## BEGIN Records for the task

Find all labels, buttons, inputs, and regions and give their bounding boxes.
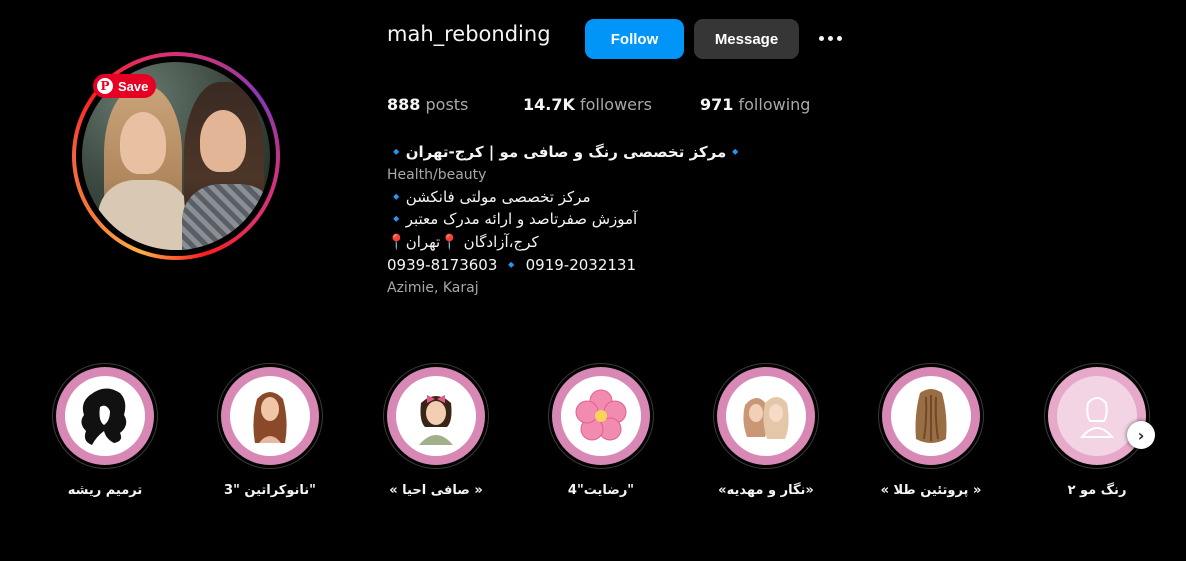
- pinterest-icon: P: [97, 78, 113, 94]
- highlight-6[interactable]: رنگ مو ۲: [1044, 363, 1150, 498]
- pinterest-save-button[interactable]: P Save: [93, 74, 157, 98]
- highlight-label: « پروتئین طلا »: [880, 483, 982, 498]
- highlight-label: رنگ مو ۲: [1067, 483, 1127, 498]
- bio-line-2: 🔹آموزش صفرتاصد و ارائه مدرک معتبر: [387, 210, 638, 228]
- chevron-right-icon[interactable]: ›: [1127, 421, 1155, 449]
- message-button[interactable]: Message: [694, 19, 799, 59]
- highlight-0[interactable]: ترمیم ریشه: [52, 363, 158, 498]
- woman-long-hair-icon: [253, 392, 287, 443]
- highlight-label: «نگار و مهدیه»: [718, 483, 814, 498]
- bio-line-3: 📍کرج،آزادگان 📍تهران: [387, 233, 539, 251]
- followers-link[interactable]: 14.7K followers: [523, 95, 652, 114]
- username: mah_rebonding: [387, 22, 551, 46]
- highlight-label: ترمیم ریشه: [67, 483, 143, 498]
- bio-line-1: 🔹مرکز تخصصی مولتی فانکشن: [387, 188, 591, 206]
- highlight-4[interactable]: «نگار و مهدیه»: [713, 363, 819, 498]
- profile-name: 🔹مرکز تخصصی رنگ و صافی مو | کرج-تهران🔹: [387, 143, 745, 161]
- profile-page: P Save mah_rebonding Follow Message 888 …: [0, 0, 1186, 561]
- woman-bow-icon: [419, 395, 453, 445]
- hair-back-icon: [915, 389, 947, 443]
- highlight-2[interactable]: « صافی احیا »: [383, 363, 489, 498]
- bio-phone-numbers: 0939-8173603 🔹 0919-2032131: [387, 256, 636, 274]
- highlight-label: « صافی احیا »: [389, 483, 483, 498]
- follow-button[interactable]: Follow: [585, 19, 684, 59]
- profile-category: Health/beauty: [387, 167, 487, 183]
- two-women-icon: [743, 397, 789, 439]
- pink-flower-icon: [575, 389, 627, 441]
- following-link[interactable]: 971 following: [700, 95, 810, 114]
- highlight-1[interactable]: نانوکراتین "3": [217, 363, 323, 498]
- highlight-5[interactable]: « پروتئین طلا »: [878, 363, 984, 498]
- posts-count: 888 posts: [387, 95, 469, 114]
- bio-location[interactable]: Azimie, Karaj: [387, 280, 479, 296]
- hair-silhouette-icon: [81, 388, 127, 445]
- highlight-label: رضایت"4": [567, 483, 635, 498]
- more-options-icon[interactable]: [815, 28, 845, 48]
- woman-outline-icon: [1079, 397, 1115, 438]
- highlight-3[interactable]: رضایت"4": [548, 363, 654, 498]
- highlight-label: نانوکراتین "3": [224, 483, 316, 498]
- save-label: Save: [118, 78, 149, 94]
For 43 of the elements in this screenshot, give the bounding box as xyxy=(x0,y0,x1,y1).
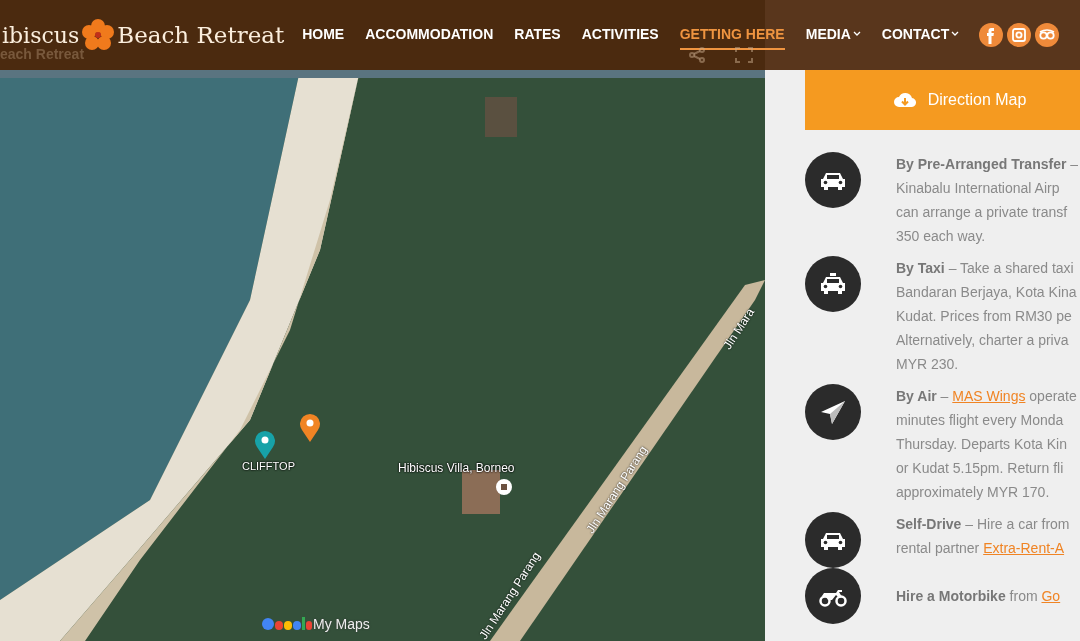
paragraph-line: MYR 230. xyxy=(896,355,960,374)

## END Records for the task

Extract every line of the material above verbatim, leaving out the pictures.

▶ _Full response_:
Find all labels, buttons, inputs, and regions and give their bounding boxes.
- pinterest-icon: P: [97, 78, 113, 94]
- highlight-6[interactable]: رنگ مو ۲: [1044, 363, 1150, 498]
- pinterest-save-button[interactable]: P Save: [93, 74, 157, 98]
- highlight-label: « پروتئین طلا »: [880, 483, 982, 498]
- highlight-label: رنگ مو ۲: [1067, 483, 1127, 498]
- bio-line-2: 🔹آموزش صفرتاصد و ارائه مدرک معتبر: [387, 210, 638, 228]
- chevron-right-icon[interactable]: ›: [1127, 421, 1155, 449]
- message-button[interactable]: Message: [694, 19, 799, 59]
- highlight-0[interactable]: ترمیم ریشه: [52, 363, 158, 498]
- woman-long-hair-icon: [253, 392, 287, 443]
- highlight-label: «نگار و مهدیه»: [718, 483, 814, 498]
- bio-line-3: 📍کرج،آزادگان 📍تهران: [387, 233, 539, 251]
- followers-link[interactable]: 14.7K followers: [523, 95, 652, 114]
- username: mah_rebonding: [387, 22, 551, 46]
- highlight-label: ترمیم ریشه: [67, 483, 143, 498]
- bio-line-1: 🔹مرکز تخصصی مولتی فانکشن: [387, 188, 591, 206]
- highlight-4[interactable]: «نگار و مهدیه»: [713, 363, 819, 498]
- profile-name: 🔹مرکز تخصصی رنگ و صافی مو | کرج-تهران🔹: [387, 143, 745, 161]
- profile-page: P Save mah_rebonding Follow Message 888 …: [0, 0, 1186, 561]
- woman-bow-icon: [419, 395, 453, 445]
- hair-back-icon: [915, 389, 947, 443]
- highlight-2[interactable]: « صافی احیا »: [383, 363, 489, 498]
- bio-phone-numbers: 0939-8173603 🔹 0919-2032131: [387, 256, 636, 274]
- highlight-label: « صافی احیا »: [389, 483, 483, 498]
- follow-button[interactable]: Follow: [585, 19, 684, 59]
- profile-category: Health/beauty: [387, 167, 487, 183]
- two-women-icon: [743, 397, 789, 439]
- pink-flower-icon: [575, 389, 627, 441]
- following-link[interactable]: 971 following: [700, 95, 810, 114]
- highlight-1[interactable]: نانوکراتین "3": [217, 363, 323, 498]
- highlight-5[interactable]: « پروتئین طلا »: [878, 363, 984, 498]
- posts-count: 888 posts: [387, 95, 469, 114]
- bio-location[interactable]: Azimie, Karaj: [387, 280, 479, 296]
- hair-silhouette-icon: [81, 388, 127, 445]
- highlight-label: رضایت"4": [567, 483, 635, 498]
- more-options-icon[interactable]: [815, 28, 845, 48]
- woman-outline-icon: [1079, 397, 1115, 438]
- highlight-3[interactable]: رضایت"4": [548, 363, 654, 498]
- highlight-label: نانوکراتین "3": [224, 483, 316, 498]
- save-label: Save: [118, 78, 149, 94]
For 43 of the elements in this screenshot, give the bounding box as xyxy=(x0,y0,x1,y1).
paragraph-line: MYR 230. xyxy=(896,355,960,374)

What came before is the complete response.